Chart and figure data
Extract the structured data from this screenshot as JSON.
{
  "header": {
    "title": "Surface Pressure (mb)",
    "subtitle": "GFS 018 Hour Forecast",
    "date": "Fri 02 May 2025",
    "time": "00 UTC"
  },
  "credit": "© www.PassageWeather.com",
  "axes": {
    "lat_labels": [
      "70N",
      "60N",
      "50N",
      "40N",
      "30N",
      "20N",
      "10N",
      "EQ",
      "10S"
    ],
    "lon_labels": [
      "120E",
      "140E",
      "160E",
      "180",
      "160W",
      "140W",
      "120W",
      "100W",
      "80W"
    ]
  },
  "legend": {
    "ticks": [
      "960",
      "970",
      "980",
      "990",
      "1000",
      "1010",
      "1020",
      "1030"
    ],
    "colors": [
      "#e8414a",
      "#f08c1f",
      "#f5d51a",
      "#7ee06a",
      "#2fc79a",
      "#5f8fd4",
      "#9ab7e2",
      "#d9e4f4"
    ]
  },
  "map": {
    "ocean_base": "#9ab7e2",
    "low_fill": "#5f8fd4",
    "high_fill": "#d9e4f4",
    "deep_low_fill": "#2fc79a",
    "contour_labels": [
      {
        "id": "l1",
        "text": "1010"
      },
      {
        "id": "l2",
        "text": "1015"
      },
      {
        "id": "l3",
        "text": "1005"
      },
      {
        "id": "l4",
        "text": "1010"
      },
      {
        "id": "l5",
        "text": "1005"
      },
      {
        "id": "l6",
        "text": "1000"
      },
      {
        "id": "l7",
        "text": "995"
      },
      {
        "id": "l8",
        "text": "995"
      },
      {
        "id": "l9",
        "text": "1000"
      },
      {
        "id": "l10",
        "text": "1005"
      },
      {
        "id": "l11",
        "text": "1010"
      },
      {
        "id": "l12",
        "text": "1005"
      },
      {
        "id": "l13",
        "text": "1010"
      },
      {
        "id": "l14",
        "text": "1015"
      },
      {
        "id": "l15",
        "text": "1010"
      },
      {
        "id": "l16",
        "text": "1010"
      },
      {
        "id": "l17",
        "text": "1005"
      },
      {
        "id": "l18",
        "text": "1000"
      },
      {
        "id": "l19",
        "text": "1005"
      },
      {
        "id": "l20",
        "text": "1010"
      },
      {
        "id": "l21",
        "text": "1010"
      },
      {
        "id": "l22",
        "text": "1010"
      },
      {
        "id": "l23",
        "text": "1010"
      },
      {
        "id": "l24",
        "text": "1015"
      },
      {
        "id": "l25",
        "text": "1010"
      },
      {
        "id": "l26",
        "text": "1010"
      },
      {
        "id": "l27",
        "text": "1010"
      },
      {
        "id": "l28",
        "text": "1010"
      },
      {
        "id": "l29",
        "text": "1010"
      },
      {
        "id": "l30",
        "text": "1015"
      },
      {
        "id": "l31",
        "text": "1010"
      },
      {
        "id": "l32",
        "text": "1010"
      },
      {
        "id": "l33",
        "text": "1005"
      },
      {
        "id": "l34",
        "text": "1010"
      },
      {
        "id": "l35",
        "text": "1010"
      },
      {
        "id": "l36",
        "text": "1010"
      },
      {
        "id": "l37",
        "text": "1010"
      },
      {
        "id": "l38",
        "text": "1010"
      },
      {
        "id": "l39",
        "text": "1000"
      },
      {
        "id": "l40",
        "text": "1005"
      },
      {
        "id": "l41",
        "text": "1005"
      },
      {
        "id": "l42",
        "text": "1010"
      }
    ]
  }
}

** Exercise requirements **
Would you reproduce all the entries exactly?

** Complete answer **
Extract the structured data from this screenshot as JSON.
{
  "header": {
    "title": "Surface Pressure (mb)",
    "subtitle": "GFS 018 Hour Forecast",
    "date": "Fri 02 May 2025",
    "time": "00 UTC"
  },
  "credit": "© www.PassageWeather.com",
  "axes": {
    "lat_labels": [
      "70N",
      "60N",
      "50N",
      "40N",
      "30N",
      "20N",
      "10N",
      "EQ",
      "10S"
    ],
    "lon_labels": [
      "120E",
      "140E",
      "160E",
      "180",
      "160W",
      "140W",
      "120W",
      "100W",
      "80W"
    ]
  },
  "legend": {
    "ticks": [
      "960",
      "970",
      "980",
      "990",
      "1000",
      "1010",
      "1020",
      "1030"
    ],
    "colors": [
      "#e8414a",
      "#f08c1f",
      "#f5d51a",
      "#7ee06a",
      "#2fc79a",
      "#5f8fd4",
      "#9ab7e2",
      "#d9e4f4"
    ]
  },
  "map": {
    "ocean_base": "#9ab7e2",
    "low_fill": "#5f8fd4",
    "high_fill": "#d9e4f4",
    "deep_low_fill": "#2fc79a",
    "contour_labels": [
      {
        "id": "l1",
        "text": "1010"
      },
      {
        "id": "l2",
        "text": "1015"
      },
      {
        "id": "l3",
        "text": "1005"
      },
      {
        "id": "l4",
        "text": "1010"
      },
      {
        "id": "l5",
        "text": "1005"
      },
      {
        "id": "l6",
        "text": "1000"
      },
      {
        "id": "l7",
        "text": "995"
      },
      {
        "id": "l8",
        "text": "995"
      },
      {
        "id": "l9",
        "text": "1000"
      },
      {
        "id": "l10",
        "text": "1005"
      },
      {
        "id": "l11",
        "text": "1010"
      },
      {
        "id": "l12",
        "text": "1005"
      },
      {
        "id": "l13",
        "text": "1010"
      },
      {
        "id": "l14",
        "text": "1015"
      },
      {
        "id": "l15",
        "text": "1010"
      },
      {
        "id": "l16",
        "text": "1010"
      },
      {
        "id": "l17",
        "text": "1005"
      },
      {
        "id": "l18",
        "text": "1000"
      },
      {
        "id": "l19",
        "text": "1005"
      },
      {
        "id": "l20",
        "text": "1010"
      },
      {
        "id": "l21",
        "text": "1010"
      },
      {
        "id": "l22",
        "text": "1010"
      },
      {
        "id": "l23",
        "text": "1010"
      },
      {
        "id": "l24",
        "text": "1015"
      },
      {
        "id": "l25",
        "text": "1010"
      },
      {
        "id": "l26",
        "text": "1010"
      },
      {
        "id": "l27",
        "text": "1010"
      },
      {
        "id": "l28",
        "text": "1010"
      },
      {
        "id": "l29",
        "text": "1010"
      },
      {
        "id": "l30",
        "text": "1015"
      },
      {
        "id": "l31",
        "text": "1010"
      },
      {
        "id": "l32",
        "text": "1010"
      },
      {
        "id": "l33",
        "text": "1005"
      },
      {
        "id": "l34",
        "text": "1010"
      },
      {
        "id": "l35",
        "text": "1010"
      },
      {
        "id": "l36",
        "text": "1010"
      },
      {
        "id": "l37",
        "text": "1010"
      },
      {
        "id": "l38",
        "text": "1010"
      },
      {
        "id": "l39",
        "text": "1000"
      },
      {
        "id": "l40",
        "text": "1005"
      },
      {
        "id": "l41",
        "text": "1005"
      },
      {
        "id": "l42",
        "text": "1010"
      }
    ]
  }
}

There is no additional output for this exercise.